DATASET ROWS:
==================================================
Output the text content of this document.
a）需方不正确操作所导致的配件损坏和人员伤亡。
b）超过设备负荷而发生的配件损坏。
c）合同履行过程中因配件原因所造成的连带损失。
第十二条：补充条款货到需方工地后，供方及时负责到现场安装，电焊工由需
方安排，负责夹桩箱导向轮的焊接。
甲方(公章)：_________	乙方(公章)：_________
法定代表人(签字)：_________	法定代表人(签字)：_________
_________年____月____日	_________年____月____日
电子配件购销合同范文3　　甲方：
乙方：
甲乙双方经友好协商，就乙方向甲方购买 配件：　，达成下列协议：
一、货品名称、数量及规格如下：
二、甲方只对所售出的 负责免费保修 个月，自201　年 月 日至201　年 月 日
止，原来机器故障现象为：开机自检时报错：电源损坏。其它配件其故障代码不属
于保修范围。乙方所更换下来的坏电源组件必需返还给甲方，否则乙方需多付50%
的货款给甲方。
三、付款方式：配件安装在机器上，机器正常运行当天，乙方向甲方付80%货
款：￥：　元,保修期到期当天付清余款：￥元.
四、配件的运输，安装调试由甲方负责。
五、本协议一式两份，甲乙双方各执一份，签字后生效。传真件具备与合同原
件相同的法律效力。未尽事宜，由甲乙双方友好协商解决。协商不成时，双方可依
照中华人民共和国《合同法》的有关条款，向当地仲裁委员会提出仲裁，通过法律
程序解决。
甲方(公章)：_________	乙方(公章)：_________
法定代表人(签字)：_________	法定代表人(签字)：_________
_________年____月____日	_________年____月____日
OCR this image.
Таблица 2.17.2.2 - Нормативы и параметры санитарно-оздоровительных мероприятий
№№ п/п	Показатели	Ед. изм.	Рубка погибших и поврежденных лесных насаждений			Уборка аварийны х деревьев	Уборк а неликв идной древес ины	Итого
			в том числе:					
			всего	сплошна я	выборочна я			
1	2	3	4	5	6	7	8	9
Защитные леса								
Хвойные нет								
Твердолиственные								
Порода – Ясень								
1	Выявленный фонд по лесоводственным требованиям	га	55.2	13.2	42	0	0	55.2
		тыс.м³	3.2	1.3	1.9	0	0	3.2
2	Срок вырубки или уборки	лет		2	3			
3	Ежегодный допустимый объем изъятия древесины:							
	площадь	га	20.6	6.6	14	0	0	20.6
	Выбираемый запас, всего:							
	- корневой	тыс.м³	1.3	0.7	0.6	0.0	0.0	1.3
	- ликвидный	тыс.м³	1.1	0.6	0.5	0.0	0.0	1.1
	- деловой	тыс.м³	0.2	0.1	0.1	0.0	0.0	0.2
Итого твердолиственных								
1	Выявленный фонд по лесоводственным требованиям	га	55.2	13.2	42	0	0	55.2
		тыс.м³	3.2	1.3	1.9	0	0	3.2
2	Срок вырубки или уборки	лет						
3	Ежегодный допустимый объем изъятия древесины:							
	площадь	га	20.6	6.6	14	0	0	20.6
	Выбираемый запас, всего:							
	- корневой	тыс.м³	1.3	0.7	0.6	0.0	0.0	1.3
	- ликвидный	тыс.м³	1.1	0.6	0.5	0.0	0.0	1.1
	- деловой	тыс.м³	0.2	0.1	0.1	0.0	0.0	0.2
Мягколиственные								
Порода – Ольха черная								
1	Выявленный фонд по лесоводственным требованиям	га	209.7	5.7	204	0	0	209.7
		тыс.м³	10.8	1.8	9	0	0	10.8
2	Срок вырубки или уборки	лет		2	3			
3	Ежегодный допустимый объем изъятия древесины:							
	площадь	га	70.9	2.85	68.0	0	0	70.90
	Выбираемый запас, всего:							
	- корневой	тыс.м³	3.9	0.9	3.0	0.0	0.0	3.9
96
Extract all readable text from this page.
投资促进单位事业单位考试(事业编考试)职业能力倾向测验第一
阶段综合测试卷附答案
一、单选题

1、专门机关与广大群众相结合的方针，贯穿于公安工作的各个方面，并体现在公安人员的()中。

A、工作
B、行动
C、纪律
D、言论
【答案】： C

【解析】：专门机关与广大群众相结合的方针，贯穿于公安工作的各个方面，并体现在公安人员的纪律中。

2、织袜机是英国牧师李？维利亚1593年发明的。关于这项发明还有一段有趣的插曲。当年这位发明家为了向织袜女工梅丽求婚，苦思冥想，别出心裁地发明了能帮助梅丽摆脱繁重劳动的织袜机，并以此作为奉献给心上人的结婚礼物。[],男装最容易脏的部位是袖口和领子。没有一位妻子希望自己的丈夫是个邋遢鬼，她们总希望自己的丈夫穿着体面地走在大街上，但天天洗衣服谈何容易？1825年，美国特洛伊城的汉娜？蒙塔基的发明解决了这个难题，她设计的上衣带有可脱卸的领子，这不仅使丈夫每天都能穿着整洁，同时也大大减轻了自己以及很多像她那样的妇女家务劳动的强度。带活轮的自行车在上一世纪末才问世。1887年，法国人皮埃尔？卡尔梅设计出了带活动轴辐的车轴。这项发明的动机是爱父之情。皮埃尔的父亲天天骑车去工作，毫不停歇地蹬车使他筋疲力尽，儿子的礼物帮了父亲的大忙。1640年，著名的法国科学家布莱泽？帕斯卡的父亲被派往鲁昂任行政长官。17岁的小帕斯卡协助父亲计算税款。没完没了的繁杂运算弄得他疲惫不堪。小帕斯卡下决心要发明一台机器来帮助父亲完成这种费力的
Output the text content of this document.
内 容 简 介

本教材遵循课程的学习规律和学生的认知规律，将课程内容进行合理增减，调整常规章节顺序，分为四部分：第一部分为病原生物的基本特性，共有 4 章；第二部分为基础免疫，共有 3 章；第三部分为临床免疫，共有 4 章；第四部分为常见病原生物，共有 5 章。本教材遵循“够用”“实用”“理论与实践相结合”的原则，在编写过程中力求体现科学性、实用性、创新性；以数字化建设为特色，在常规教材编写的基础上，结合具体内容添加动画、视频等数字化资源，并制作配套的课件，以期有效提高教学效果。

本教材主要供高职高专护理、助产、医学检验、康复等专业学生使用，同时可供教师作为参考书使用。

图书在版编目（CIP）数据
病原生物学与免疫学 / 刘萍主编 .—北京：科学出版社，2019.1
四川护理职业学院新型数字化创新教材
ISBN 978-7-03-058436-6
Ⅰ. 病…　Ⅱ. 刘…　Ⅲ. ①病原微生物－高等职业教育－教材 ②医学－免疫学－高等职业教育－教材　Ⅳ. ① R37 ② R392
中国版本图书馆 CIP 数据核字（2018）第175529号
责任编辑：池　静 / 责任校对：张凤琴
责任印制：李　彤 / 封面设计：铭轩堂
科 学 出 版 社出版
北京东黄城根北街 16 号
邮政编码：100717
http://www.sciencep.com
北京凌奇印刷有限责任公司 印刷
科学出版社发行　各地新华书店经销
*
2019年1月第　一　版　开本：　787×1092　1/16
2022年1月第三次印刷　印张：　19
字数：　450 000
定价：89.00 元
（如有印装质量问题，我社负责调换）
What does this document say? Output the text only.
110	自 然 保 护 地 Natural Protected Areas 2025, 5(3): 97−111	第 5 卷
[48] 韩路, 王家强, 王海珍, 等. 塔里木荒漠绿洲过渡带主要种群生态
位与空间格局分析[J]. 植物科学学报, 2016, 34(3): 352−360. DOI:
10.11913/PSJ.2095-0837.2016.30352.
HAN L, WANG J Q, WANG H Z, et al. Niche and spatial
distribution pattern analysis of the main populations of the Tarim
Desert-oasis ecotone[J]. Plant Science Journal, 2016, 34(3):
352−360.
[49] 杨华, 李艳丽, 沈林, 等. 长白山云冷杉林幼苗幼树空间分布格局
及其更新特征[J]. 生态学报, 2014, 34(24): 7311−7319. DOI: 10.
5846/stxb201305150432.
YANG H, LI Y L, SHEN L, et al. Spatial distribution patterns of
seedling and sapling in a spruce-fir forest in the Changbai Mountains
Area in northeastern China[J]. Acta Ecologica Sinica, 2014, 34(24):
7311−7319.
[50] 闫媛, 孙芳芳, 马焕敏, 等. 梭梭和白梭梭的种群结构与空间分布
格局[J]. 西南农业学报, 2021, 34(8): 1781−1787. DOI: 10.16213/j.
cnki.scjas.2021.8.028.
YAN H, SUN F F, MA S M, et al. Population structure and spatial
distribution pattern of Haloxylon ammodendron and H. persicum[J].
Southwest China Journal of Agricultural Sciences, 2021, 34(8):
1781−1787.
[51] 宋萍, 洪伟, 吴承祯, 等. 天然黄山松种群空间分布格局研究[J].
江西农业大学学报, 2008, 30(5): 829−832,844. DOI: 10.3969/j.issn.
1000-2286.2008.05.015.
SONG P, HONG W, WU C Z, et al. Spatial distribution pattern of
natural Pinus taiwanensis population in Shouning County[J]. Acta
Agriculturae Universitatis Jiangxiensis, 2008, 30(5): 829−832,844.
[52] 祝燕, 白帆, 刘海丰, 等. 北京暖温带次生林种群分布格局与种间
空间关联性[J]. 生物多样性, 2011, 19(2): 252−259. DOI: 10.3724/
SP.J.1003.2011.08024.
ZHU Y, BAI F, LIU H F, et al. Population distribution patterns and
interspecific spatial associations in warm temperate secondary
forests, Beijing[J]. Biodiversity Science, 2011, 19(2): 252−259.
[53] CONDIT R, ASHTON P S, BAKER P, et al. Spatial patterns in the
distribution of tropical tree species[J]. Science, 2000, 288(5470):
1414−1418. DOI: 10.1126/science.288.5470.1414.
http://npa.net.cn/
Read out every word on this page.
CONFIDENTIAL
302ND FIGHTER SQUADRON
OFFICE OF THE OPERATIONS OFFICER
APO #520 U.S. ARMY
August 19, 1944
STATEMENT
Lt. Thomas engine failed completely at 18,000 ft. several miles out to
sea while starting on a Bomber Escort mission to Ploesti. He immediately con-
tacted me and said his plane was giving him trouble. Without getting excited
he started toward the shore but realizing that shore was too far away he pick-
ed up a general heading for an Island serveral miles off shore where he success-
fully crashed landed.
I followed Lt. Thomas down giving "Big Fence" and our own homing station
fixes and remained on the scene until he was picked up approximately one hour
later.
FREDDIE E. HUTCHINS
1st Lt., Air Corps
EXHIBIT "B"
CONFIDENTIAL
==================================================
Produce an exact copy of the lines from the one containing "Read out every word on this page." through the last line, and of nothing else.

Read out every word on this page.
CONFIDENTIAL
302ND FIGHTER SQUADRON
OFFICE OF THE OPERATIONS OFFICER
APO #520 U.S. ARMY
August 19, 1944
STATEMENT
Lt. Thomas engine failed completely at 18,000 ft. several miles out to
sea while starting on a Bomber Escort mission to Ploesti. He immediately con-
tacted me and said his plane was giving him trouble. Without getting excited
he started toward the shore but realizing that shore was too far away he pick-
ed up a general heading for an Island serveral miles off shore where he success-
fully crashed landed.
I followed Lt. Thomas down giving "Big Fence" and our own homing station
fixes and remained on the scene until he was picked up approximately one hour
later.
FREDDIE E. HUTCHINS
1st Lt., Air Corps
EXHIBIT "B"
CONFIDENTIAL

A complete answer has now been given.